Problem description:
Would you transcribe the listing that follows, character for character, and omit its images?

Entries provided:
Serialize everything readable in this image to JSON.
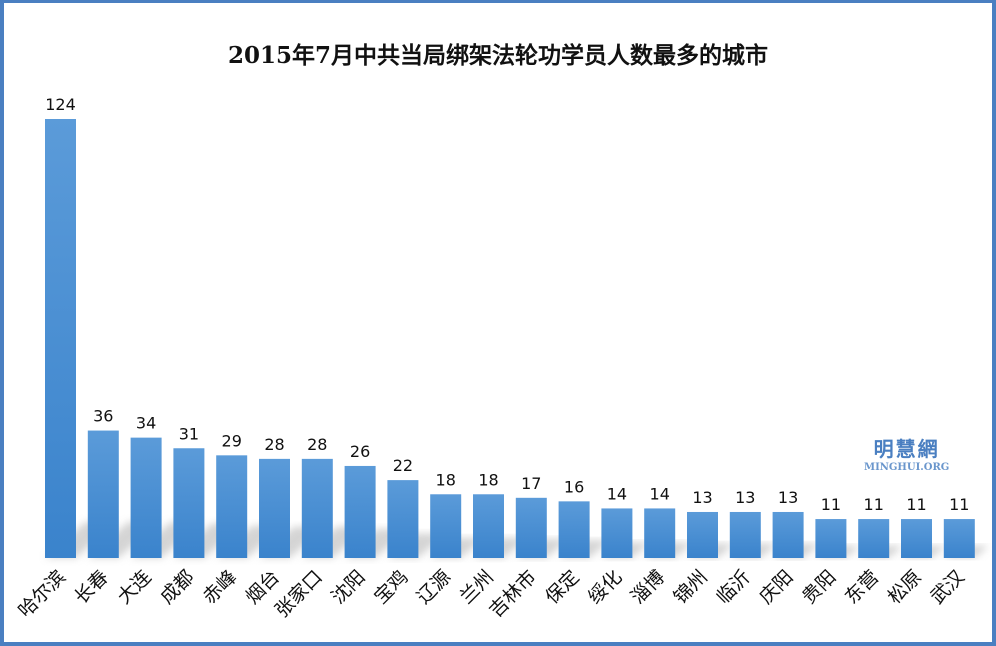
{
  "chart_data": {
    "type": "bar",
    "title": "2015年7月中共当局绑架法轮功学员人数最多的城市",
    "categories": [
      "哈尔滨",
      "长春",
      "大连",
      "成都",
      "赤峰",
      "烟台",
      "张家口",
      "沈阳",
      "宝鸡",
      "辽源",
      "兰州",
      "吉林市",
      "保定",
      "绥化",
      "淄博",
      "锦州",
      "临沂",
      "庆阳",
      "贵阳",
      "东营",
      "松原",
      "武汉"
    ],
    "values": [
      124,
      36,
      34,
      31,
      29,
      28,
      28,
      26,
      22,
      18,
      18,
      17,
      16,
      14,
      14,
      13,
      13,
      13,
      11,
      11,
      11,
      11
    ],
    "xlabel": "",
    "ylabel": "",
    "ylim": [
      0,
      124
    ],
    "grid": false,
    "legend": "none",
    "bar_color": "#4a8fd6",
    "data_labels": true
  },
  "watermark": {
    "cn": "明慧網",
    "en": "MINGHUI.ORG"
  },
  "colors": {
    "frame": "#4a7fc1"
  }
}
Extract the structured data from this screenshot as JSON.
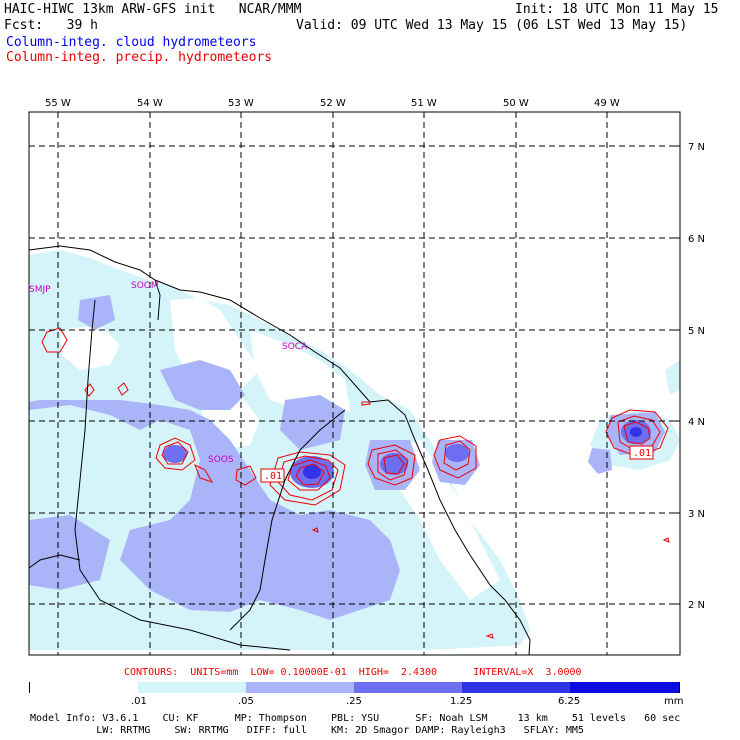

In response:
Serialize everything readable in this image to JSON.
{
  "chart_data": {
    "type": "bar",
    "title": "2015年7月中共当局绑架法轮功学员人数最多的城市",
    "categories": [
      "哈尔滨",
      "长春",
      "大连",
      "成都",
      "赤峰",
      "烟台",
      "张家口",
      "沈阳",
      "宝鸡",
      "辽源",
      "兰州",
      "吉林市",
      "保定",
      "绥化",
      "淄博",
      "锦州",
      "临沂",
      "庆阳",
      "贵阳",
      "东营",
      "松原",
      "武汉"
    ],
    "values": [
      124,
      36,
      34,
      31,
      29,
      28,
      28,
      26,
      22,
      18,
      18,
      17,
      16,
      14,
      14,
      13,
      13,
      13,
      11,
      11,
      11,
      11
    ],
    "xlabel": "",
    "ylabel": "",
    "ylim": [
      0,
      124
    ],
    "grid": false,
    "legend": "none",
    "bar_color": "#4a8fd6",
    "data_labels": true
  },
  "watermark": {
    "cn": "明慧網",
    "en": "MINGHUI.ORG"
  },
  "colors": {
    "frame": "#4a7fc1"
  }
}
Extract the structured data from this screenshot as JSON.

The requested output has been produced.